What you are asked to do -> Find the string "quanto" in the records. Copy every line it appears in.

* Begin Working data *

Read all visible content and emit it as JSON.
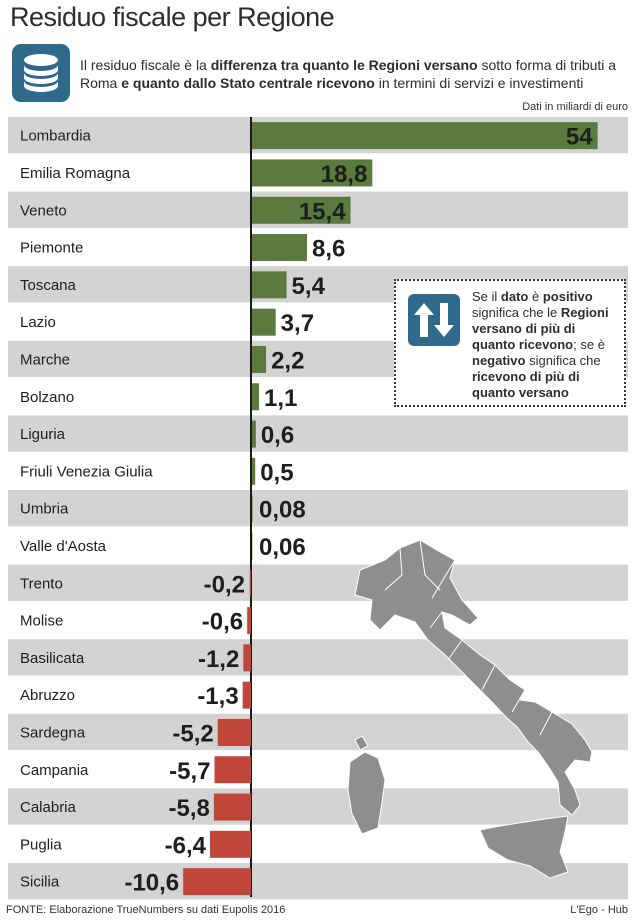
{
  "title": "Residuo fiscale per Regione",
  "intro": {
    "t1": "Il residuo fiscale è la ",
    "b1": "differenza tra quanto le Regioni versano",
    "t2": " sotto forma di tributi a Roma ",
    "b2": "e quanto dallo Stato centrale ricevono",
    "t3": " in termini di servizi e investimenti"
  },
  "unit_note": "Dati in miliardi di euro",
  "legend": {
    "t1": "Se il ",
    "b1": "dato",
    "t2": " è ",
    "b2": "positivo",
    "t3": " significa che le ",
    "b3": "Regioni versano di più di quanto ricevono",
    "t4": "; se è ",
    "b4": "negativo",
    "t5": " significa che ",
    "b5": "ricevono di più di quanto versano"
  },
  "source": "FONTE: Elaborazione TrueNumbers su dati Eupolis 2016",
  "credit": "L'Ego - Hub",
  "colors": {
    "positive": "#5a7a3e",
    "negative": "#c0463a",
    "row_shade": "#d3d3d3",
    "accent": "#2f6a8c",
    "map": "#8e8e8e"
  },
  "icons": {
    "intro": "coins-stack-icon",
    "legend": "up-down-arrows-icon",
    "map": "italy-map-icon"
  },
  "chart_data": {
    "type": "bar",
    "orientation": "horizontal",
    "categories": [
      "Lombardia",
      "Emilia Romagna",
      "Veneto",
      "Piemonte",
      "Toscana",
      "Lazio",
      "Marche",
      "Bolzano",
      "Liguria",
      "Friuli Venezia Giulia",
      "Umbria",
      "Valle d'Aosta",
      "Trento",
      "Molise",
      "Basilicata",
      "Abruzzo",
      "Sardegna",
      "Campania",
      "Calabria",
      "Puglia",
      "Sicilia"
    ],
    "values": [
      54,
      18.8,
      15.4,
      8.6,
      5.4,
      3.7,
      2.2,
      1.1,
      0.6,
      0.5,
      0.08,
      0.06,
      -0.2,
      -0.6,
      -1.2,
      -1.3,
      -5.2,
      -5.7,
      -5.8,
      -6.4,
      -10.6
    ],
    "value_labels": [
      "54",
      "18,8",
      "15,4",
      "8,6",
      "5,4",
      "3,7",
      "2,2",
      "1,1",
      "0,6",
      "0,5",
      "0,08",
      "0,06",
      "-0,2",
      "-0,6",
      "-1,2",
      "-1,3",
      "-5,2",
      "-5,7",
      "-5,8",
      "-6,4",
      "-10,6"
    ],
    "grid": false,
    "legend": "none"
  }
}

* End Working data *

Expected answer ->
    "b1": "differenza tra quanto le Regioni versano",
    "b2": "e quanto dallo Stato centrale ricevono",
    "b3": "Regioni versano di più di quanto ricevono",
    "b5": "ricevono di più di quanto versano"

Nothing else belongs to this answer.